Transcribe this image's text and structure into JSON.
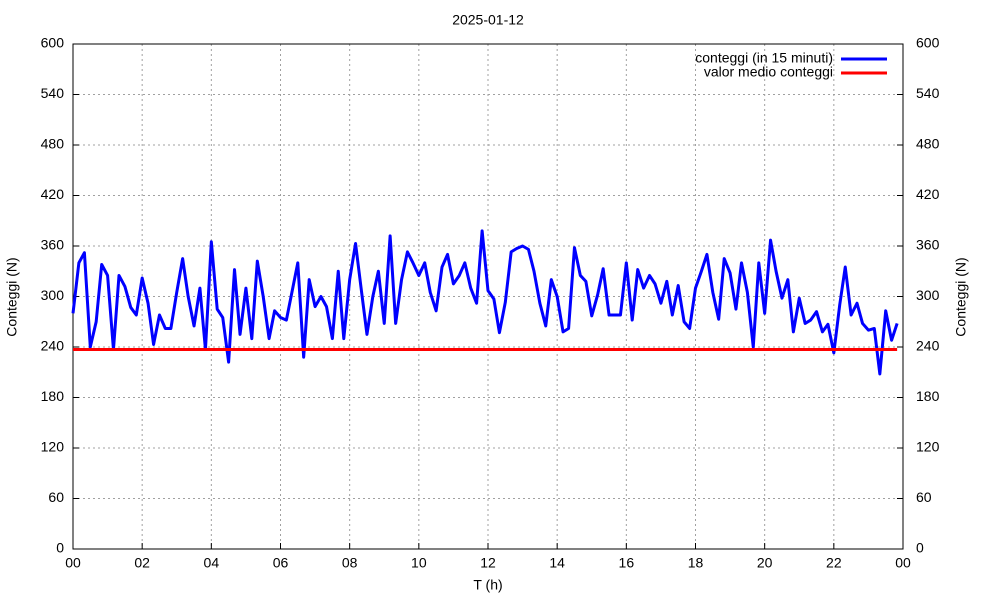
{
  "chart_data": {
    "type": "line",
    "title": "2025-01-12",
    "xlabel": "T (h)",
    "ylabel": "Conteggi (N)",
    "y2label": "Conteggi (N)",
    "xlim": [
      0,
      24
    ],
    "xticks": [
      {
        "value": 0,
        "label": "00"
      },
      {
        "value": 2,
        "label": "02"
      },
      {
        "value": 4,
        "label": "04"
      },
      {
        "value": 6,
        "label": "06"
      },
      {
        "value": 8,
        "label": "08"
      },
      10,
      12,
      14,
      16,
      18,
      20,
      22,
      {
        "value": 24,
        "label": "00"
      }
    ],
    "ylim": [
      0,
      600
    ],
    "yticks": [
      0,
      60,
      120,
      180,
      240,
      300,
      360,
      420,
      480,
      540,
      600
    ],
    "y2lim": [
      0,
      600
    ],
    "y2ticks": [
      0,
      60,
      120,
      180,
      240,
      300,
      360,
      420,
      480,
      540,
      600
    ],
    "grid": true,
    "legend": "top-right",
    "x": [
      0,
      0.17,
      0.33,
      0.5,
      0.67,
      0.83,
      1,
      1.17,
      1.33,
      1.5,
      1.67,
      1.83,
      2,
      2.17,
      2.33,
      2.5,
      2.67,
      2.83,
      3,
      3.17,
      3.33,
      3.5,
      3.67,
      3.83,
      4,
      4.17,
      4.33,
      4.5,
      4.67,
      4.83,
      5,
      5.17,
      5.33,
      5.5,
      5.67,
      5.83,
      6,
      6.17,
      6.33,
      6.5,
      6.67,
      6.83,
      7,
      7.17,
      7.33,
      7.5,
      7.67,
      7.83,
      8,
      8.17,
      8.33,
      8.5,
      8.67,
      8.83,
      9,
      9.17,
      9.33,
      9.5,
      9.67,
      9.83,
      10,
      10.17,
      10.33,
      10.5,
      10.67,
      10.83,
      11,
      11.17,
      11.33,
      11.5,
      11.67,
      11.83,
      12,
      12.17,
      12.33,
      12.5,
      12.67,
      12.83,
      13,
      13.17,
      13.33,
      13.5,
      13.67,
      13.83,
      14,
      14.17,
      14.33,
      14.5,
      14.67,
      14.83,
      15,
      15.17,
      15.33,
      15.5,
      15.67,
      15.83,
      16,
      16.17,
      16.33,
      16.5,
      16.67,
      16.83,
      17,
      17.17,
      17.33,
      17.5,
      17.67,
      17.83,
      18,
      18.17,
      18.33,
      18.5,
      18.67,
      18.83,
      19,
      19.17,
      19.33,
      19.5,
      19.67,
      19.83,
      20,
      20.17,
      20.33,
      20.5,
      20.67,
      20.83,
      21,
      21.17,
      21.33,
      21.5,
      21.67,
      21.83,
      22,
      22.17,
      22.33,
      22.5,
      22.67,
      22.83,
      23,
      23.17,
      23.33,
      23.5,
      23.67,
      23.83
    ],
    "series": [
      {
        "name": "conteggi (in 15 minuti)",
        "color": "#0000ff",
        "values": [
          280,
          340,
          352,
          240,
          270,
          338,
          325,
          237,
          325,
          312,
          287,
          278,
          322,
          292,
          243,
          278,
          262,
          262,
          305,
          345,
          300,
          265,
          310,
          237,
          365,
          285,
          275,
          222,
          332,
          255,
          310,
          250,
          342,
          300,
          250,
          283,
          275,
          272,
          305,
          340,
          228,
          320,
          288,
          300,
          288,
          250,
          330,
          250,
          320,
          363,
          310,
          255,
          300,
          330,
          268,
          372,
          268,
          320,
          353,
          340,
          325,
          340,
          305,
          283,
          335,
          350,
          315,
          325,
          340,
          310,
          292,
          378,
          307,
          297,
          257,
          293,
          353,
          357,
          360,
          356,
          330,
          292,
          265,
          320,
          300,
          258,
          262,
          358,
          325,
          318,
          277,
          302,
          333,
          278,
          278,
          278,
          340,
          272,
          332,
          310,
          325,
          315,
          292,
          318,
          278,
          313,
          270,
          262,
          310,
          330,
          350,
          305,
          273,
          345,
          328,
          285,
          340,
          305,
          240,
          340,
          280,
          367,
          330,
          298,
          320,
          258,
          298,
          268,
          272,
          282,
          258,
          267,
          233,
          290,
          335,
          278,
          292,
          268,
          260,
          262,
          208,
          283,
          248,
          268
        ]
      },
      {
        "name": "valor medio conteggi",
        "color": "#ff0000",
        "x": [
          0,
          23.83
        ],
        "values": [
          237,
          237
        ]
      }
    ]
  }
}
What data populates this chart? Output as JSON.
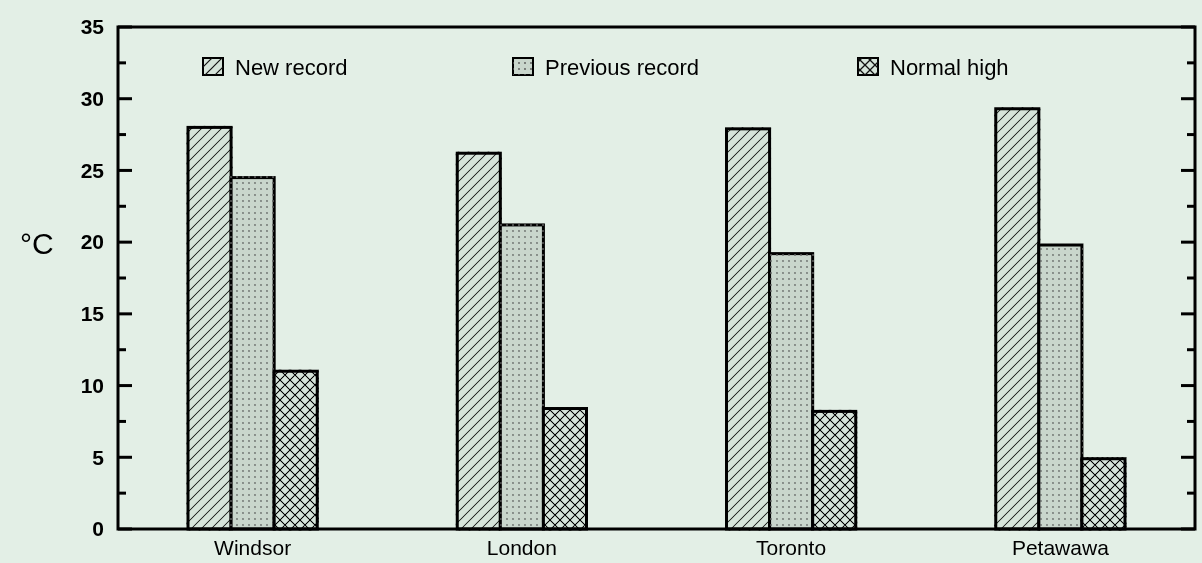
{
  "chart_data": {
    "type": "bar",
    "ylabel": "°C",
    "categories": [
      "Windsor",
      "London",
      "Toronto",
      "Petawawa"
    ],
    "series": [
      {
        "name": "New record",
        "color": "#d6e4da",
        "values": [
          28,
          26.2,
          27.9,
          29.3
        ]
      },
      {
        "name": "Previous record",
        "color": "#c9d6cc",
        "values": [
          24.5,
          21.2,
          19.2,
          19.8
        ]
      },
      {
        "name": "Normal high",
        "color": "#d6e4da",
        "values": [
          11,
          8.4,
          8.2,
          4.9
        ]
      }
    ],
    "ylim": [
      0,
      35
    ],
    "yticks": [
      0,
      {
        "value": 2.5,
        "label": null
      },
      5,
      {
        "value": 7.5,
        "label": null
      },
      10,
      {
        "value": 12.5,
        "label": null
      },
      15,
      {
        "value": 17.5,
        "label": null
      },
      20,
      {
        "value": 22.5,
        "label": null
      },
      25,
      {
        "value": 27.5,
        "label": null
      },
      30,
      {
        "value": 32.5,
        "label": null
      },
      35
    ],
    "legend": "top left",
    "grid": false
  }
}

Problem to work on: Each record above should be copied character for character, with pictures dropped.

Answer to this problem:
Transcribe this image's text and structure into JSON.
{
  "chart_data": {
    "type": "line",
    "title": "2025-01-12",
    "xlabel": "T (h)",
    "ylabel": "Conteggi (N)",
    "y2label": "Conteggi (N)",
    "xlim": [
      0,
      24
    ],
    "xticks": [
      {
        "value": 0,
        "label": "00"
      },
      {
        "value": 2,
        "label": "02"
      },
      {
        "value": 4,
        "label": "04"
      },
      {
        "value": 6,
        "label": "06"
      },
      {
        "value": 8,
        "label": "08"
      },
      10,
      12,
      14,
      16,
      18,
      20,
      22,
      {
        "value": 24,
        "label": "00"
      }
    ],
    "ylim": [
      0,
      600
    ],
    "yticks": [
      0,
      60,
      120,
      180,
      240,
      300,
      360,
      420,
      480,
      540,
      600
    ],
    "y2lim": [
      0,
      600
    ],
    "y2ticks": [
      0,
      60,
      120,
      180,
      240,
      300,
      360,
      420,
      480,
      540,
      600
    ],
    "grid": true,
    "legend": "top-right",
    "x": [
      0,
      0.17,
      0.33,
      0.5,
      0.67,
      0.83,
      1,
      1.17,
      1.33,
      1.5,
      1.67,
      1.83,
      2,
      2.17,
      2.33,
      2.5,
      2.67,
      2.83,
      3,
      3.17,
      3.33,
      3.5,
      3.67,
      3.83,
      4,
      4.17,
      4.33,
      4.5,
      4.67,
      4.83,
      5,
      5.17,
      5.33,
      5.5,
      5.67,
      5.83,
      6,
      6.17,
      6.33,
      6.5,
      6.67,
      6.83,
      7,
      7.17,
      7.33,
      7.5,
      7.67,
      7.83,
      8,
      8.17,
      8.33,
      8.5,
      8.67,
      8.83,
      9,
      9.17,
      9.33,
      9.5,
      9.67,
      9.83,
      10,
      10.17,
      10.33,
      10.5,
      10.67,
      10.83,
      11,
      11.17,
      11.33,
      11.5,
      11.67,
      11.83,
      12,
      12.17,
      12.33,
      12.5,
      12.67,
      12.83,
      13,
      13.17,
      13.33,
      13.5,
      13.67,
      13.83,
      14,
      14.17,
      14.33,
      14.5,
      14.67,
      14.83,
      15,
      15.17,
      15.33,
      15.5,
      15.67,
      15.83,
      16,
      16.17,
      16.33,
      16.5,
      16.67,
      16.83,
      17,
      17.17,
      17.33,
      17.5,
      17.67,
      17.83,
      18,
      18.17,
      18.33,
      18.5,
      18.67,
      18.83,
      19,
      19.17,
      19.33,
      19.5,
      19.67,
      19.83,
      20,
      20.17,
      20.33,
      20.5,
      20.67,
      20.83,
      21,
      21.17,
      21.33,
      21.5,
      21.67,
      21.83,
      22,
      22.17,
      22.33,
      22.5,
      22.67,
      22.83,
      23,
      23.17,
      23.33,
      23.5,
      23.67,
      23.83
    ],
    "series": [
      {
        "name": "conteggi (in 15 minuti)",
        "color": "#0000ff",
        "values": [
          280,
          340,
          352,
          240,
          270,
          338,
          325,
          237,
          325,
          312,
          287,
          278,
          322,
          292,
          243,
          278,
          262,
          262,
          305,
          345,
          300,
          265,
          310,
          237,
          365,
          285,
          275,
          222,
          332,
          255,
          310,
          250,
          342,
          300,
          250,
          283,
          275,
          272,
          305,
          340,
          228,
          320,
          288,
          300,
          288,
          250,
          330,
          250,
          320,
          363,
          310,
          255,
          300,
          330,
          268,
          372,
          268,
          320,
          353,
          340,
          325,
          340,
          305,
          283,
          335,
          350,
          315,
          325,
          340,
          310,
          292,
          378,
          307,
          297,
          257,
          293,
          353,
          357,
          360,
          356,
          330,
          292,
          265,
          320,
          300,
          258,
          262,
          358,
          325,
          318,
          277,
          302,
          333,
          278,
          278,
          278,
          340,
          272,
          332,
          310,
          325,
          315,
          292,
          318,
          278,
          313,
          270,
          262,
          310,
          330,
          350,
          305,
          273,
          345,
          328,
          285,
          340,
          305,
          240,
          340,
          280,
          367,
          330,
          298,
          320,
          258,
          298,
          268,
          272,
          282,
          258,
          267,
          233,
          290,
          335,
          278,
          292,
          268,
          260,
          262,
          208,
          283,
          248,
          268
        ]
      },
      {
        "name": "valor medio conteggi",
        "color": "#ff0000",
        "x": [
          0,
          23.83
        ],
        "values": [
          237,
          237
        ]
      }
    ]
  }
}
What data populates this chart? Output as JSON.
{
  "chart_data": {
    "type": "bar",
    "ylabel": "°C",
    "categories": [
      "Windsor",
      "London",
      "Toronto",
      "Petawawa"
    ],
    "series": [
      {
        "name": "New record",
        "color": "#d6e4da",
        "values": [
          28,
          26.2,
          27.9,
          29.3
        ]
      },
      {
        "name": "Previous record",
        "color": "#c9d6cc",
        "values": [
          24.5,
          21.2,
          19.2,
          19.8
        ]
      },
      {
        "name": "Normal high",
        "color": "#d6e4da",
        "values": [
          11,
          8.4,
          8.2,
          4.9
        ]
      }
    ],
    "ylim": [
      0,
      35
    ],
    "yticks": [
      0,
      {
        "value": 2.5,
        "label": null
      },
      5,
      {
        "value": 7.5,
        "label": null
      },
      10,
      {
        "value": 12.5,
        "label": null
      },
      15,
      {
        "value": 17.5,
        "label": null
      },
      20,
      {
        "value": 22.5,
        "label": null
      },
      25,
      {
        "value": 27.5,
        "label": null
      },
      30,
      {
        "value": 32.5,
        "label": null
      },
      35
    ],
    "legend": "top left",
    "grid": false
  }
}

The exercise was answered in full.